**ACTIONS TO TAKE:**
1. Return the portion of the PETLs passage from "PETLs: Thin and" to "by thermal lamination.", copied word for word.
2. According to the PETLs passage, how are the devices sealed?
3. Continue the PETLs passage beyond its last sentence.

------ GIVEN TEXT ------

PETLs: Thin and Flexible Microfluidics
Widespread adoption of lab-on-a-chip technologies can be encouraged by the development of methods and devices that require minimal investment and expertise. We developed a type of device that makes exclusive use of consumer-grade components and equipment. The devices consist of as little as three layers of a polymer film, with microchannels shaped by an inexpensive craft cutter, and sealed by thermal lamination.
Affordability and Rapid Iteration
Inexpensive equipment and low cost materials make PETLs a viable solution for in-house production of custom chips. Fabrication time is in the order of minutes, and the method requires little training or expertise (see our JOVE manuscript-in press). Be it at the research bench or in the classroom, our approach lowers the barrier-to-entry for reliable microfluidic devices that are flexible and ten to thirty-times thinner than the common PDMS/glass alternative.

------ DATA UNDER STUDY ------

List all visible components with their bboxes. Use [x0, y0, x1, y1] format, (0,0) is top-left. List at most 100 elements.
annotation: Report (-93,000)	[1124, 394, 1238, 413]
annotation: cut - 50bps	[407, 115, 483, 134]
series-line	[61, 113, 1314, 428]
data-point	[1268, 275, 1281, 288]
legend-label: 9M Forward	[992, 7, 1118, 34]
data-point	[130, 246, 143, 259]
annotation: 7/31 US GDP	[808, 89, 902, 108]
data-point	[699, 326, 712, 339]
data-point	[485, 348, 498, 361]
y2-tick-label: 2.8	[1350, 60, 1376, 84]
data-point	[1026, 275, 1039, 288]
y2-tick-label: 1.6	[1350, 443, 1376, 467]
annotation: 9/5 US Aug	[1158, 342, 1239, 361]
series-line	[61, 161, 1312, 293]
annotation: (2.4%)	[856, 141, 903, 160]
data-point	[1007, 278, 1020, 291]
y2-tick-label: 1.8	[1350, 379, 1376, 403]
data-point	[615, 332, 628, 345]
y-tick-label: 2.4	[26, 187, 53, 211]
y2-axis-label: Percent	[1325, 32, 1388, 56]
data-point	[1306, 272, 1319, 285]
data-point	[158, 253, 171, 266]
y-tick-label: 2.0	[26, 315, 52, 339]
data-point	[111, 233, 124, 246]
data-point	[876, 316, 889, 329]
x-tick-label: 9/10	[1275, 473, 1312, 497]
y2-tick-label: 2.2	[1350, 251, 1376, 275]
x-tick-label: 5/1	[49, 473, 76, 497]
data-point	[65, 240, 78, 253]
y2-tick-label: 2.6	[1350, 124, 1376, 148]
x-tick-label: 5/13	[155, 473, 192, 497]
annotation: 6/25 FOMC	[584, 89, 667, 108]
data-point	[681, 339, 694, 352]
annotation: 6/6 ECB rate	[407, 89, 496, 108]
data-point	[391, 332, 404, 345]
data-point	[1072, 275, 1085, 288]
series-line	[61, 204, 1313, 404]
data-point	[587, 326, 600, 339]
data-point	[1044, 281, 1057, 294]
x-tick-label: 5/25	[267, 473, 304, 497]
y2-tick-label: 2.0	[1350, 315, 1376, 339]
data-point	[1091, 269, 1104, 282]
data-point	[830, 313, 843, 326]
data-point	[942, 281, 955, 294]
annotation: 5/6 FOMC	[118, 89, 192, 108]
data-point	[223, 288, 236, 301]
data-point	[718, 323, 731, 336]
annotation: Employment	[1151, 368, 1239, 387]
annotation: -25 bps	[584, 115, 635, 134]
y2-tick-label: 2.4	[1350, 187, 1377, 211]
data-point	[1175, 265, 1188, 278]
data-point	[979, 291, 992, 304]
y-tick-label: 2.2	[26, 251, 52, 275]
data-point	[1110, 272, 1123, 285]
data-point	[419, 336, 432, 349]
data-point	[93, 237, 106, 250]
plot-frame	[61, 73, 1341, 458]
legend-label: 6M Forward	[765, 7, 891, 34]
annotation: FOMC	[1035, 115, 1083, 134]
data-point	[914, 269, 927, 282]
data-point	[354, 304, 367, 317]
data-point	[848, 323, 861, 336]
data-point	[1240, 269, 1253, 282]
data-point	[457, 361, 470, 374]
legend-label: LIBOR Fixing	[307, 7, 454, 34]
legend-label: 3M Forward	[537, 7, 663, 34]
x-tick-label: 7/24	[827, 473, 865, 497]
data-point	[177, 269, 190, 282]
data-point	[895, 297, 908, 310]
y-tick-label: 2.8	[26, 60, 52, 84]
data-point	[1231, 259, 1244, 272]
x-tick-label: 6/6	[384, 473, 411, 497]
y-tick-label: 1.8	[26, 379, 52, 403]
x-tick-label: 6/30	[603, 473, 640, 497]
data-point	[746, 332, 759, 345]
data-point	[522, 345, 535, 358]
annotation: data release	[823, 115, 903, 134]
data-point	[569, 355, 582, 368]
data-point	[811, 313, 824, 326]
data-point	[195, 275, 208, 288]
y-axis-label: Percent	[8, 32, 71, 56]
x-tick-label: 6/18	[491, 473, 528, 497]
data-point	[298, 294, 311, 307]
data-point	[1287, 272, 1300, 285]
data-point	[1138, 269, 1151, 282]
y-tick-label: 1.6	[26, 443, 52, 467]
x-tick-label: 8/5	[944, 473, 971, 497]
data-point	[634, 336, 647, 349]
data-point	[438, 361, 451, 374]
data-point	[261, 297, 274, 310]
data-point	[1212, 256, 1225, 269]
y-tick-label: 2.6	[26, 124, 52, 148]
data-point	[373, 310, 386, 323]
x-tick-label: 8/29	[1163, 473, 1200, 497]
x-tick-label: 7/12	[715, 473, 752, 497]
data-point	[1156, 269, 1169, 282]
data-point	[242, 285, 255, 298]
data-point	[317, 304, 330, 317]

------

**RESPONSES TO THE TASKS:**
1.
PETLs: Thin and Flexible Microfluidics
Widespread adoption of lab-on-a-chip technologies can be encouraged by the development of methods and devices that require minimal investment and expertise. We developed a type of device that makes exclusive use of consumer-grade components and equipment. The devices consist of as little as three layers of a polymer film, with microchannels shaped by an inexpensive craft cutter, and sealed by thermal lamination.

2. By thermal lamination.

3.
Showcasing the properties and versatility of the devices, we initially used PETLs to generate fully biocompatible lipid-based nanoparticles, and to teach microfludics to high school and college students (see PETLs in the undergraduate chemistry lab-link). More recently we have adapted PETLs to carry out dialysis using nano membranes, for compression studies in mechanobiology settings, for electrophoresis, and for imaging and cell culture.